*The data:*
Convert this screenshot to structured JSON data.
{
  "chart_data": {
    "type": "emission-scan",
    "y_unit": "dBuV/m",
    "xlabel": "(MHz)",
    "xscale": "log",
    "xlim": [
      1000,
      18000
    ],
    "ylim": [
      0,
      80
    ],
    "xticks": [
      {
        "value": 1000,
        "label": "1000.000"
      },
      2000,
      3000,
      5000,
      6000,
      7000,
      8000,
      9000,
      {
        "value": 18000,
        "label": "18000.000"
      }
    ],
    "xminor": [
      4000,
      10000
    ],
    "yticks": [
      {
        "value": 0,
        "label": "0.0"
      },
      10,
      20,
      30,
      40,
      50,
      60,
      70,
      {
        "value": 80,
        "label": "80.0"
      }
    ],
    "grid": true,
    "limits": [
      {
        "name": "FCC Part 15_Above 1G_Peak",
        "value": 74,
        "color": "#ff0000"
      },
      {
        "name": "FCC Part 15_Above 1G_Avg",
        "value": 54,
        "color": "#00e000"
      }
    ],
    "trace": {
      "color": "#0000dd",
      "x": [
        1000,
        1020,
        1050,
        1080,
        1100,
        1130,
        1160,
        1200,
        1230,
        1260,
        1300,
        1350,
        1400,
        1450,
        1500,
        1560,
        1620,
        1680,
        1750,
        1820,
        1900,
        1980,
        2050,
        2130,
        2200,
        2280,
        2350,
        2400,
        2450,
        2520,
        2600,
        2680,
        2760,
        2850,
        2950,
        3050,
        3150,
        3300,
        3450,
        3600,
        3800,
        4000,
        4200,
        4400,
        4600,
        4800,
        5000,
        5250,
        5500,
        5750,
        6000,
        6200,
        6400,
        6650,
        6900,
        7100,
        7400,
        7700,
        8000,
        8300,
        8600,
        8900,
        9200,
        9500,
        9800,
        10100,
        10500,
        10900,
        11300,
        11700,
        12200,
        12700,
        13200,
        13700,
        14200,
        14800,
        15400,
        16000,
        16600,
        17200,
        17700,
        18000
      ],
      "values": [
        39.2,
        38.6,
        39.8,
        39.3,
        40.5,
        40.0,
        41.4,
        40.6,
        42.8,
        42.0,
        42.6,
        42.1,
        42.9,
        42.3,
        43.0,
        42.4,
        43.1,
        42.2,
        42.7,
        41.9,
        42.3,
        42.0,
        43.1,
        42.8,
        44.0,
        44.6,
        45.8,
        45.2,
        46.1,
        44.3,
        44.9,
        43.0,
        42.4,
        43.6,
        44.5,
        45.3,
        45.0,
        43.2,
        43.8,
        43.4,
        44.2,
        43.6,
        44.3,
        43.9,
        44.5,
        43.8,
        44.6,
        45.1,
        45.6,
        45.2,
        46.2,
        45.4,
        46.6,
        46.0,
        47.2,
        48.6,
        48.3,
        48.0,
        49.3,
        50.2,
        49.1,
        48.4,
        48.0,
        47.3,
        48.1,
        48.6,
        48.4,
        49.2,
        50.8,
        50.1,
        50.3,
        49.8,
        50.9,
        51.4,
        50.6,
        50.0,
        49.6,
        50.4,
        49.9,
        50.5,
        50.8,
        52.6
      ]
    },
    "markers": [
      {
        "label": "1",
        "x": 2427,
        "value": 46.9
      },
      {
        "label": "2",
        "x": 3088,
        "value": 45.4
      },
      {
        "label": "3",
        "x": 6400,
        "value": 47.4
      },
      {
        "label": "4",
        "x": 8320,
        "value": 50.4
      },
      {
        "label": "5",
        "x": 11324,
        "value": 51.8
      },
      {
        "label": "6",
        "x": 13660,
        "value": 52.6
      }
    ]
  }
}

*Task to carry out:* Please set down the whole listing above without altering a single line.

*Answer:*
Convert this screenshot to structured JSON data.
{
  "chart_data": {
    "type": "emission-scan",
    "y_unit": "dBuV/m",
    "xlabel": "(MHz)",
    "xscale": "log",
    "xlim": [
      1000,
      18000
    ],
    "ylim": [
      0,
      80
    ],
    "xticks": [
      {
        "value": 1000,
        "label": "1000.000"
      },
      2000,
      3000,
      5000,
      6000,
      7000,
      8000,
      9000,
      {
        "value": 18000,
        "label": "18000.000"
      }
    ],
    "xminor": [
      4000,
      10000
    ],
    "yticks": [
      {
        "value": 0,
        "label": "0.0"
      },
      10,
      20,
      30,
      40,
      50,
      60,
      70,
      {
        "value": 80,
        "label": "80.0"
      }
    ],
    "grid": true,
    "limits": [
      {
        "name": "FCC Part 15_Above 1G_Peak",
        "value": 74,
        "color": "#ff0000"
      },
      {
        "name": "FCC Part 15_Above 1G_Avg",
        "value": 54,
        "color": "#00e000"
      }
    ],
    "trace": {
      "color": "#0000dd",
      "x": [
        1000,
        1020,
        1050,
        1080,
        1100,
        1130,
        1160,
        1200,
        1230,
        1260,
        1300,
        1350,
        1400,
        1450,
        1500,
        1560,
        1620,
        1680,
        1750,
        1820,
        1900,
        1980,
        2050,
        2130,
        2200,
        2280,
        2350,
        2400,
        2450,
        2520,
        2600,
        2680,
        2760,
        2850,
        2950,
        3050,
        3150,
        3300,
        3450,
        3600,
        3800,
        4000,
        4200,
        4400,
        4600,
        4800,
        5000,
        5250,
        5500,
        5750,
        6000,
        6200,
        6400,
        6650,
        6900,
        7100,
        7400,
        7700,
        8000,
        8300,
        8600,
        8900,
        9200,
        9500,
        9800,
        10100,
        10500,
        10900,
        11300,
        11700,
        12200,
        12700,
        13200,
        13700,
        14200,
        14800,
        15400,
        16000,
        16600,
        17200,
        17700,
        18000
      ],
      "values": [
        39.2,
        38.6,
        39.8,
        39.3,
        40.5,
        40.0,
        41.4,
        40.6,
        42.8,
        42.0,
        42.6,
        42.1,
        42.9,
        42.3,
        43.0,
        42.4,
        43.1,
        42.2,
        42.7,
        41.9,
        42.3,
        42.0,
        43.1,
        42.8,
        44.0,
        44.6,
        45.8,
        45.2,
        46.1,
        44.3,
        44.9,
        43.0,
        42.4,
        43.6,
        44.5,
        45.3,
        45.0,
        43.2,
        43.8,
        43.4,
        44.2,
        43.6,
        44.3,
        43.9,
        44.5,
        43.8,
        44.6,
        45.1,
        45.6,
        45.2,
        46.2,
        45.4,
        46.6,
        46.0,
        47.2,
        48.6,
        48.3,
        48.0,
        49.3,
        50.2,
        49.1,
        48.4,
        48.0,
        47.3,
        48.1,
        48.6,
        48.4,
        49.2,
        50.8,
        50.1,
        50.3,
        49.8,
        50.9,
        51.4,
        50.6,
        50.0,
        49.6,
        50.4,
        49.9,
        50.5,
        50.8,
        52.6
      ]
    },
    "markers": [
      {
        "label": "1",
        "x": 2427,
        "value": 46.9
      },
      {
        "label": "2",
        "x": 3088,
        "value": 45.4
      },
      {
        "label": "3",
        "x": 6400,
        "value": 47.4
      },
      {
        "label": "4",
        "x": 8320,
        "value": 50.4
      },
      {
        "label": "5",
        "x": 11324,
        "value": 51.8
      },
      {
        "label": "6",
        "x": 13660,
        "value": 52.6
      }
    ]
  }
}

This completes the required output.